— REQUIRED TASKS —
[1] Answer these questions using the passage about the film Femme.
(a) Which publication interviewed Freeman, and in what month?
(b) Which filmmakers does Freeman name as references?
(c) According to Freeman, what are queer characters in these films often like when they do appear?
[2] For each statement, say whether the passage about the film Femme supports it. Answer yes or no and quote the words that decide it.
(a) Freeman says queer characters appear often in neo-noir thrillers.
(b) Freeman's interview with Deadline took place in February.
(c) Freeman calls the films he refers to hyper-masculine.
[3] In the passage about the film Femme, rewrite the paragraph beginning "But however much we love those movies" as a short bulleted list that keeps its main points.

— PASSAGE PROVIDED —
┌────────

Nathan Stewart-Jarrett in Femme
Nathan Stewart-Jarrett in Femme. (BBC Films/YouTube)

In an interview with Deadline in February, director Freeman explained his motivation for tackling a queer story within the historically “hyper-masculine” neo-noir thriller genre.

“It sprung out of our love and enjoyment of high-octane, neo-noir thrillers. They’re our reference, films by the likes of Nicolas Winding Refn, the Safdie Brothers and also old school Martin Scorsese,” Freeman said.

“But however much we love those movies, we realised that we don’t exist in these worlds. They’re so hyper-masculine and revel in that kind of hyper-masculinity. There are very rarely queer characters in these films. And when there are, they’re often funny, with some kind of quirk.”

Drag is central motif throughout the film, not just for Jules – whose identity is violently stripped form her at the beginning of the film – but for men like Preston who wear metaphorical drag everyday by pretending to be someone they are not.

└────────

— INFORMATION PROVIDED —
┌────────

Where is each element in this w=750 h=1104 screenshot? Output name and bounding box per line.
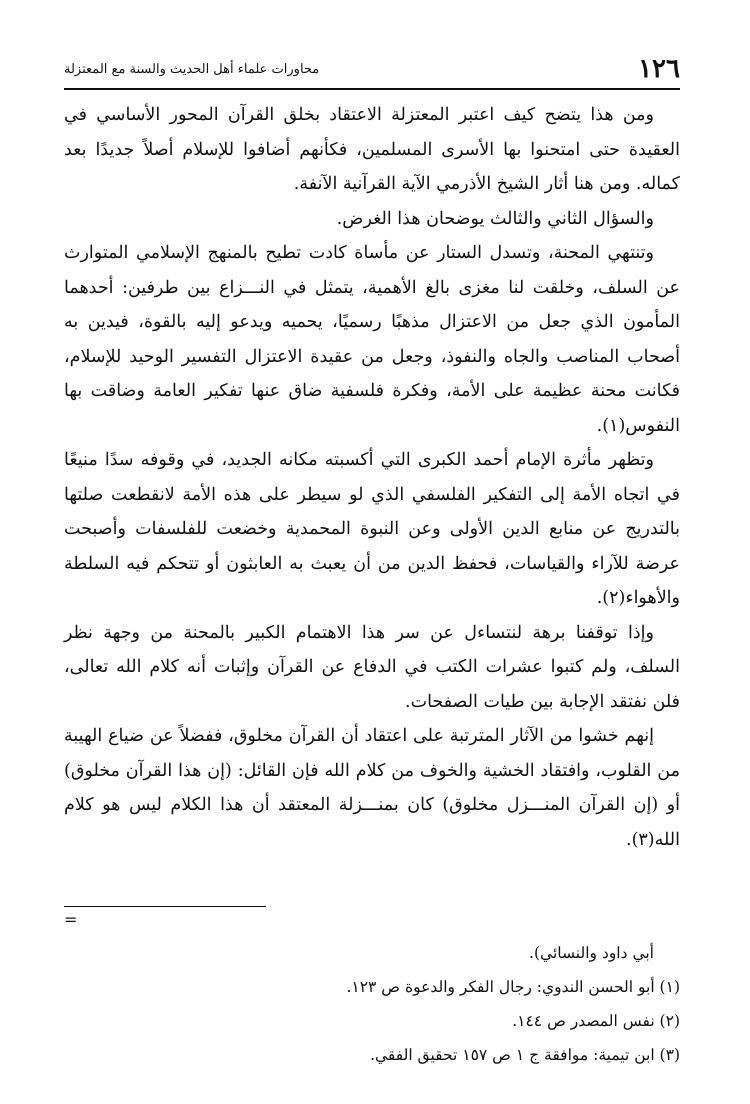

└────────

— THE RESPONSES —
[1]
(a) Deadline, in February.
(b) Nicolas Winding Refn, the Safdie Brothers and old school Martin Scorsese.
(c) They are often funny, with some kind of quirk.

[2]
(a) No: "There are very rarely queer characters in these films."
(b) Yes: "In an interview with Deadline in February"
(c) Yes: "They’re so hyper-masculine and revel in that kind of hyper-masculinity."

[3]
- Despite loving these movies, Freeman realized "we don’t exist in these worlds."
- The films are hyper-masculine and revel in that hyper-masculinity.
- Queer characters very rarely appear in them.
- When they do, they are often funny, with some kind of quirk.